----- DATA ROWS
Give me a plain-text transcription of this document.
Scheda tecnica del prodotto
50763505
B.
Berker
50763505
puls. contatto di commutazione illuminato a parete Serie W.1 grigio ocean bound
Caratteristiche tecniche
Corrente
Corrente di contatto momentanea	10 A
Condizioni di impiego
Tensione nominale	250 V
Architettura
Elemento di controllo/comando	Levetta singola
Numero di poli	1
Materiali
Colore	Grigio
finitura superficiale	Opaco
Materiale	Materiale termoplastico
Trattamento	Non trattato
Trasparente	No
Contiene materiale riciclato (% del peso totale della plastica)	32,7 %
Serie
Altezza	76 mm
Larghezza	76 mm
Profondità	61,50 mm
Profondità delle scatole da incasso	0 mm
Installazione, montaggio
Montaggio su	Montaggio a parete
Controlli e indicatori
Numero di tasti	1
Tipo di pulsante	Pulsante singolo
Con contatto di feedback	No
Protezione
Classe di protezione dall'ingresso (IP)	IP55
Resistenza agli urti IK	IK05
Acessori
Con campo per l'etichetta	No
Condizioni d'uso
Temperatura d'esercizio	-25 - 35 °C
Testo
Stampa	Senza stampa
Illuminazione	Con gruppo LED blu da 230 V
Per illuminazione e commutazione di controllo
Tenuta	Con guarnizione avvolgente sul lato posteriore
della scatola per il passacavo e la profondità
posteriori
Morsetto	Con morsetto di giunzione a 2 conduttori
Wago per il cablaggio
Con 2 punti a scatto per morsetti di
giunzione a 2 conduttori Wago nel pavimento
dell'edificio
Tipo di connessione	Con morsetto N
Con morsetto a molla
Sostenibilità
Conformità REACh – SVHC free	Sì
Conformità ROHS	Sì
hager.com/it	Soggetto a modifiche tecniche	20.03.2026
----------
Emit the records above again, exactly, with no line skipped.

■ CORRECT RESPONSE:
Give me a plain-text transcription of this document.
Scheda tecnica del prodotto
50763505
B.
Berker
50763505
puls. contatto di commutazione illuminato a parete Serie W.1 grigio ocean bound
Caratteristiche tecniche
Corrente
Corrente di contatto momentanea	10 A
Condizioni di impiego
Tensione nominale	250 V
Architettura
Elemento di controllo/comando	Levetta singola
Numero di poli	1
Materiali
Colore	Grigio
finitura superficiale	Opaco
Materiale	Materiale termoplastico
Trattamento	Non trattato
Trasparente	No
Contiene materiale riciclato (% del peso totale della plastica)	32,7 %
Serie
Altezza	76 mm
Larghezza	76 mm
Profondità	61,50 mm
Profondità delle scatole da incasso	0 mm
Installazione, montaggio
Montaggio su	Montaggio a parete
Controlli e indicatori
Numero di tasti	1
Tipo di pulsante	Pulsante singolo
Con contatto di feedback	No
Protezione
Classe di protezione dall'ingresso (IP)	IP55
Resistenza agli urti IK	IK05
Acessori
Con campo per l'etichetta	No
Condizioni d'uso
Temperatura d'esercizio	-25 - 35 °C
Testo
Stampa	Senza stampa
Illuminazione	Con gruppo LED blu da 230 V
Per illuminazione e commutazione di controllo
Tenuta	Con guarnizione avvolgente sul lato posteriore
della scatola per il passacavo e la profondità
posteriori
Morsetto	Con morsetto di giunzione a 2 conduttori
Wago per il cablaggio
Con 2 punti a scatto per morsetti di
giunzione a 2 conduttori Wago nel pavimento
dell'edificio
Tipo di connessione	Con morsetto N
Con morsetto a molla
Sostenibilità
Conformità REACh – SVHC free	Sì
Conformità ROHS	Sì
hager.com/it	Soggetto a modifiche tecniche	20.03.2026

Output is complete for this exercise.